▸ **TASK PROMPT**
Pictures in the records should not be copied, but every other part must be repeated exactly.

Data records:
***

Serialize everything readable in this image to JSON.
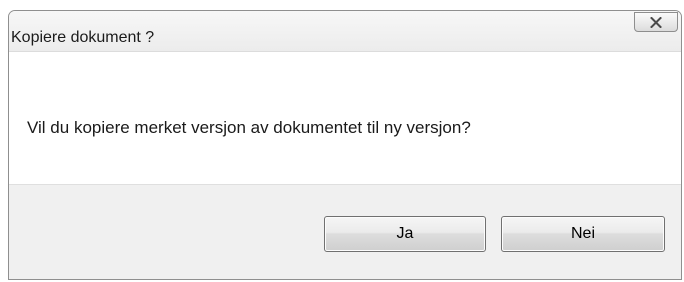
{
  "dialog": {
    "title": "Kopiere dokument ?",
    "message": "Vil du kopiere merket versjon av dokumentet til ny versjon?",
    "buttons": {
      "yes_label": "Ja",
      "no_label": "Nei"
    },
    "icons": {
      "close": "close-icon"
    }
  }
}
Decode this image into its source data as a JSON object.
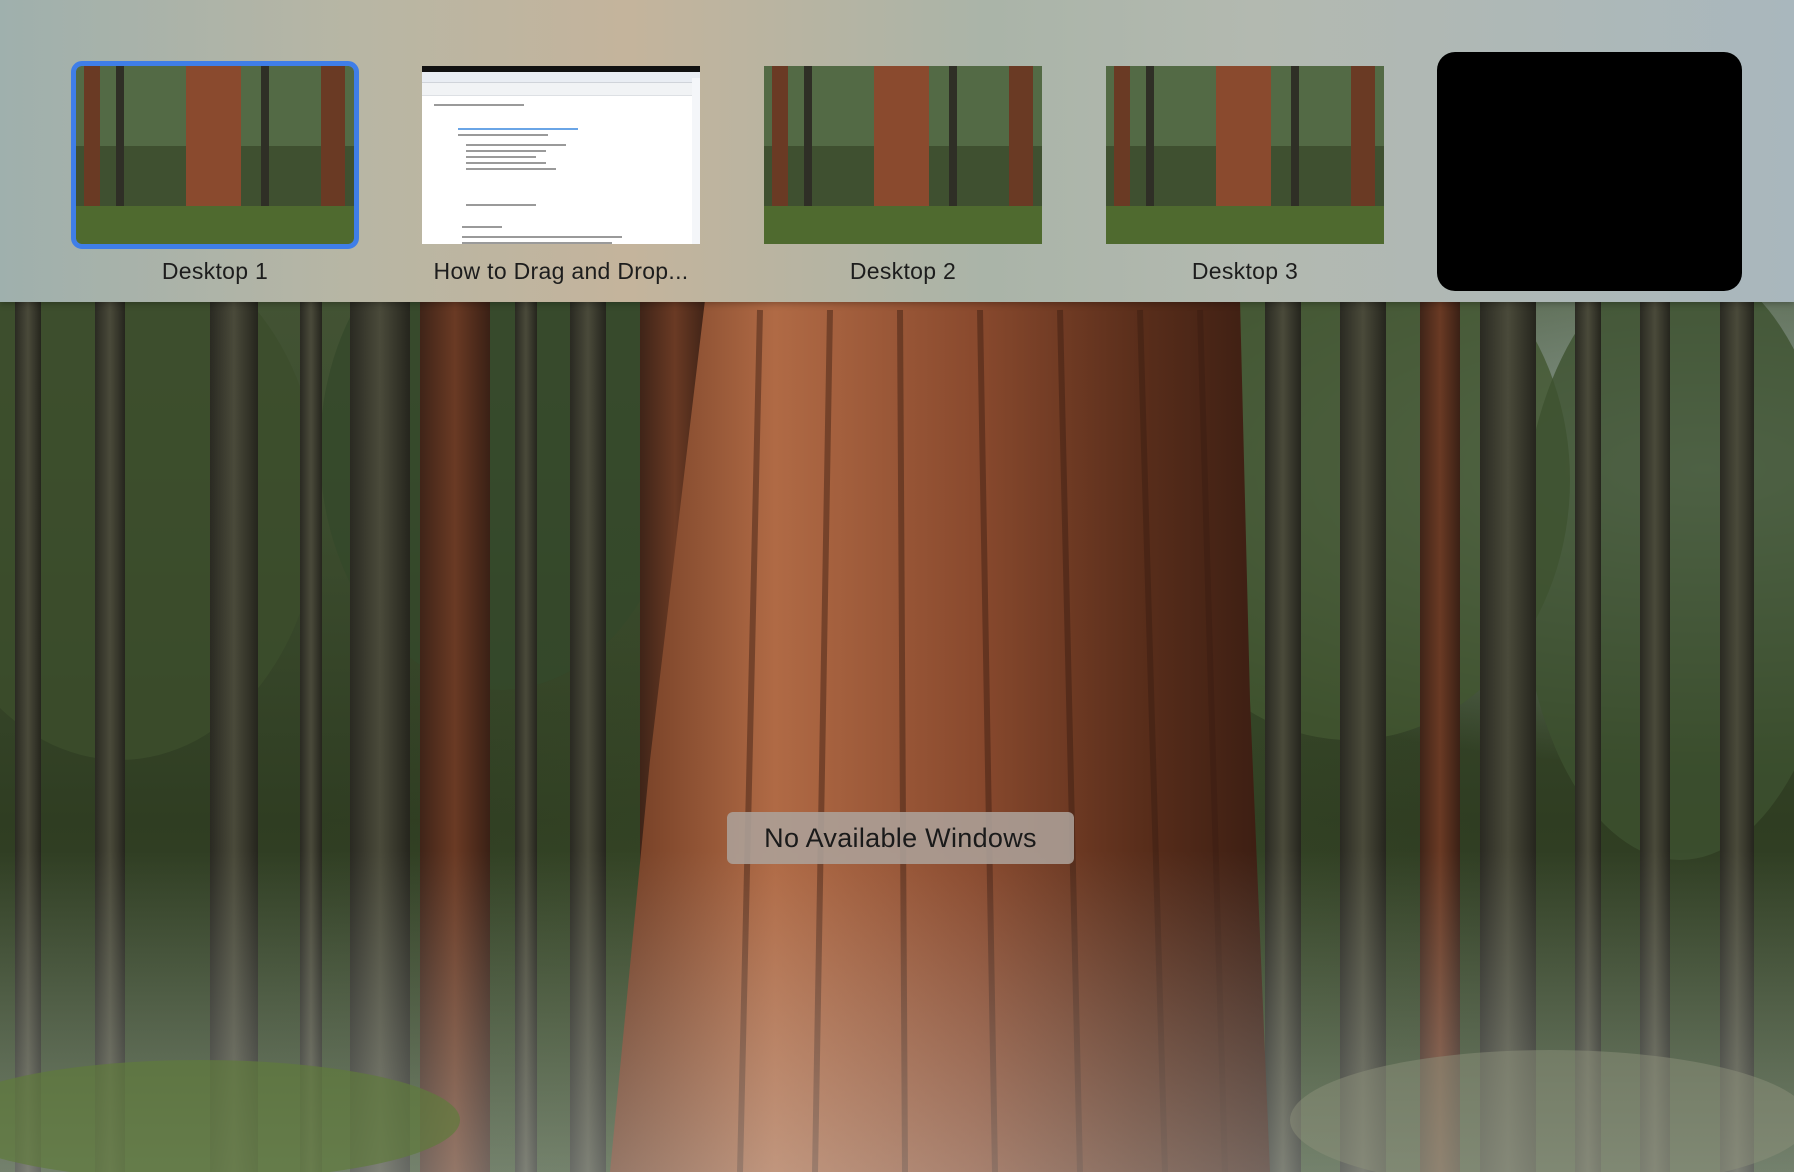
{
  "spaces_bar": {
    "spaces": [
      {
        "label": "Desktop 1",
        "selected": true,
        "thumbnail": "forest-wallpaper"
      },
      {
        "label": "How to Drag and Drop...",
        "selected": false,
        "thumbnail": "document-window"
      },
      {
        "label": "Desktop 2",
        "selected": false,
        "thumbnail": "forest-wallpaper"
      },
      {
        "label": "Desktop 3",
        "selected": false,
        "thumbnail": "forest-wallpaper"
      }
    ],
    "add_space_tile_color": "#000000"
  },
  "main": {
    "notice": "No Available Windows"
  },
  "colors": {
    "selection_accent": "#3f7ee8",
    "notice_background": "#aca098"
  }
}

***

▸ **FULL SOLUTION**
Serialize everything readable in this image to JSON.
{
  "dialog": {
    "title": "Kopiere dokument ?",
    "message": "Vil du kopiere merket versjon av dokumentet til ny versjon?",
    "buttons": {
      "yes_label": "Ja",
      "no_label": "Nei"
    },
    "icons": {
      "close": "close-icon"
    }
  }
}
Decode this image into its source data as a JSON object.
{
  "spaces_bar": {
    "spaces": [
      {
        "label": "Desktop 1",
        "selected": true,
        "thumbnail": "forest-wallpaper"
      },
      {
        "label": "How to Drag and Drop...",
        "selected": false,
        "thumbnail": "document-window"
      },
      {
        "label": "Desktop 2",
        "selected": false,
        "thumbnail": "forest-wallpaper"
      },
      {
        "label": "Desktop 3",
        "selected": false,
        "thumbnail": "forest-wallpaper"
      }
    ],
    "add_space_tile_color": "#000000"
  },
  "main": {
    "notice": "No Available Windows"
  },
  "colors": {
    "selection_accent": "#3f7ee8",
    "notice_background": "#aca098"
  }
}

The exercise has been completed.